(Dataset items)
══════════
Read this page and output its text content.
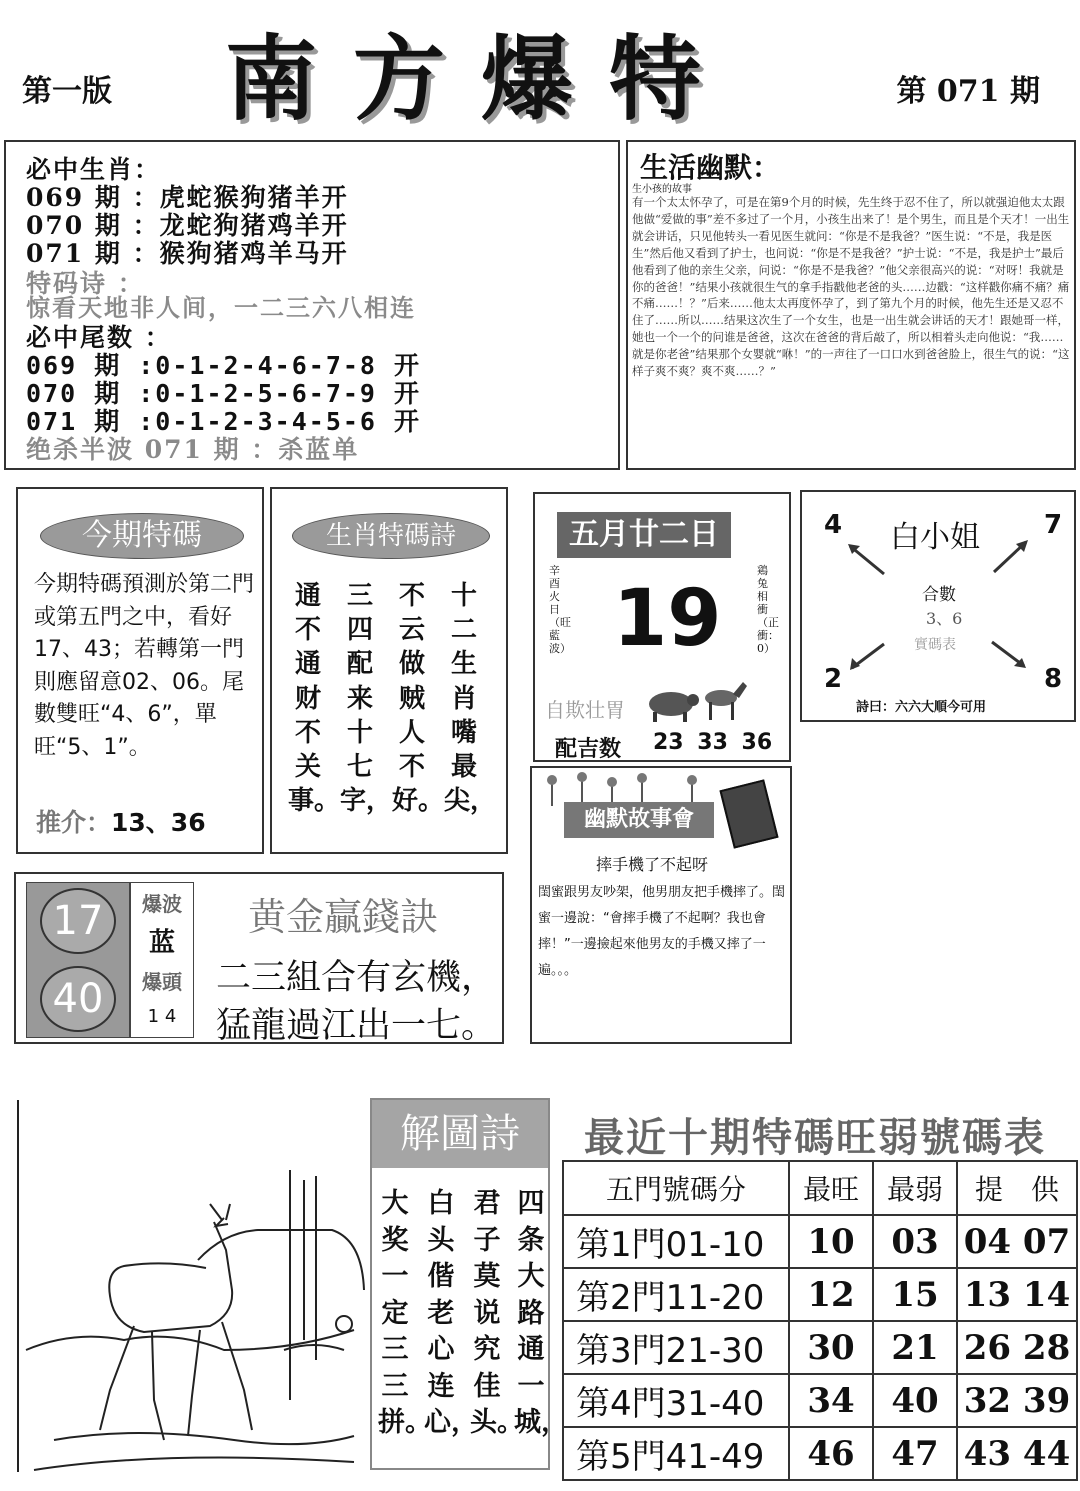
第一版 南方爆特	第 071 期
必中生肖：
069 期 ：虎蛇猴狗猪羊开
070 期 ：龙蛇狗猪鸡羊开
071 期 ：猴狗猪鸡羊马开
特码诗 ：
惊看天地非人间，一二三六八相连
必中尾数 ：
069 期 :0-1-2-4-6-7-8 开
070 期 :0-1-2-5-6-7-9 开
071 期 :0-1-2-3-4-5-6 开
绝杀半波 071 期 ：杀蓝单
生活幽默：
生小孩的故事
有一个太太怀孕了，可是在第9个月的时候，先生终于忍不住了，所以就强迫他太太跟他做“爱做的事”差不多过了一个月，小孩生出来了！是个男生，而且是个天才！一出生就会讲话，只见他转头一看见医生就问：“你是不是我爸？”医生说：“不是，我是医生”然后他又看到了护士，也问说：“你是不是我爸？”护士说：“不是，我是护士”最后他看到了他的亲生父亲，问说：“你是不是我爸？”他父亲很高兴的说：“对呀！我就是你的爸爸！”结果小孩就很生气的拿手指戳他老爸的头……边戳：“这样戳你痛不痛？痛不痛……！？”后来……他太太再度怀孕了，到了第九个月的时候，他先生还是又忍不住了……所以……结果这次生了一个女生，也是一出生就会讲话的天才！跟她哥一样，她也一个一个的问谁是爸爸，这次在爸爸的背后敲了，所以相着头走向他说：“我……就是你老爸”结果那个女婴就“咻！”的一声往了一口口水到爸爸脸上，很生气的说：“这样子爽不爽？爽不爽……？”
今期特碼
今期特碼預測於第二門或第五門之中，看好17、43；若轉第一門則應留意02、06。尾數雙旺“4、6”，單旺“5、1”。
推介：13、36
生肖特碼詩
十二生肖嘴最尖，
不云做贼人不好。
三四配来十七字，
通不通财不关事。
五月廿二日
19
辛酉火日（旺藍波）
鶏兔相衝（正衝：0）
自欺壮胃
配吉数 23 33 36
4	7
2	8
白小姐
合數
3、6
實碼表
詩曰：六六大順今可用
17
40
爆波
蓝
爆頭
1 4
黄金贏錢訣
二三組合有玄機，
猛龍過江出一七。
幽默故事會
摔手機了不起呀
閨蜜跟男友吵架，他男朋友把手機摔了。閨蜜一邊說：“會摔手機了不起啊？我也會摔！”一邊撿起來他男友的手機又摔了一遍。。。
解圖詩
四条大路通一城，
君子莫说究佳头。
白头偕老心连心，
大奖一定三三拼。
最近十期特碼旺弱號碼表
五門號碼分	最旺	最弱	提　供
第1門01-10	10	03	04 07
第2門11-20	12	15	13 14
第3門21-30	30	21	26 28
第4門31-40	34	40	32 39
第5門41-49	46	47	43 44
══════════
## Work to complete
Keep the pictures out and write out the records exactly.

## Result for this exercise
Read this page and output its text content.
第一版 南方爆特	第 071 期
必中生肖：
069 期 ：虎蛇猴狗猪羊开
070 期 ：龙蛇狗猪鸡羊开
071 期 ：猴狗猪鸡羊马开
特码诗 ：
惊看天地非人间，一二三六八相连
必中尾数 ：
069 期 :0-1-2-4-6-7-8 开
070 期 :0-1-2-5-6-7-9 开
071 期 :0-1-2-3-4-5-6 开
绝杀半波 071 期 ：杀蓝单
生活幽默：
生小孩的故事
有一个太太怀孕了，可是在第9个月的时候，先生终于忍不住了，所以就强迫他太太跟他做“爱做的事”差不多过了一个月，小孩生出来了！是个男生，而且是个天才！一出生就会讲话，只见他转头一看见医生就问：“你是不是我爸？”医生说：“不是，我是医生”然后他又看到了护士，也问说：“你是不是我爸？”护士说：“不是，我是护士”最后他看到了他的亲生父亲，问说：“你是不是我爸？”他父亲很高兴的说：“对呀！我就是你的爸爸！”结果小孩就很生气的拿手指戳他老爸的头……边戳：“这样戳你痛不痛？痛不痛……！？”后来……他太太再度怀孕了，到了第九个月的时候，他先生还是又忍不住了……所以……结果这次生了一个女生，也是一出生就会讲话的天才！跟她哥一样，她也一个一个的问谁是爸爸，这次在爸爸的背后敲了，所以相着头走向他说：“我……就是你老爸”结果那个女婴就“咻！”的一声往了一口口水到爸爸脸上，很生气的说：“这样子爽不爽？爽不爽……？”
今期特碼
今期特碼預測於第二門或第五門之中，看好17、43；若轉第一門則應留意02、06。尾數雙旺“4、6”，單旺“5、1”。
推介：13、36
生肖特碼詩
十二生肖嘴最尖，
不云做贼人不好。
三四配来十七字，
通不通财不关事。
五月廿二日
19
辛酉火日（旺藍波）
鶏兔相衝（正衝：0）
自欺壮胃
配吉数 23 33 36
4	7
2	8
白小姐
合數
3、6
實碼表
詩曰：六六大順今可用
17
40
爆波
蓝
爆頭
1 4
黄金贏錢訣
二三組合有玄機，
猛龍過江出一七。
幽默故事會
摔手機了不起呀
閨蜜跟男友吵架，他男朋友把手機摔了。閨蜜一邊說：“會摔手機了不起啊？我也會摔！”一邊撿起來他男友的手機又摔了一遍。。。
解圖詩
四条大路通一城，
君子莫说究佳头。
白头偕老心连心，
大奖一定三三拼。
最近十期特碼旺弱號碼表
五門號碼分	最旺	最弱	提　供
第1門01-10	10	03	04 07
第2門11-20	12	15	13 14
第3門21-30	30	21	26 28
第4門31-40	34	40	32 39
第5門41-49	46	47	43 44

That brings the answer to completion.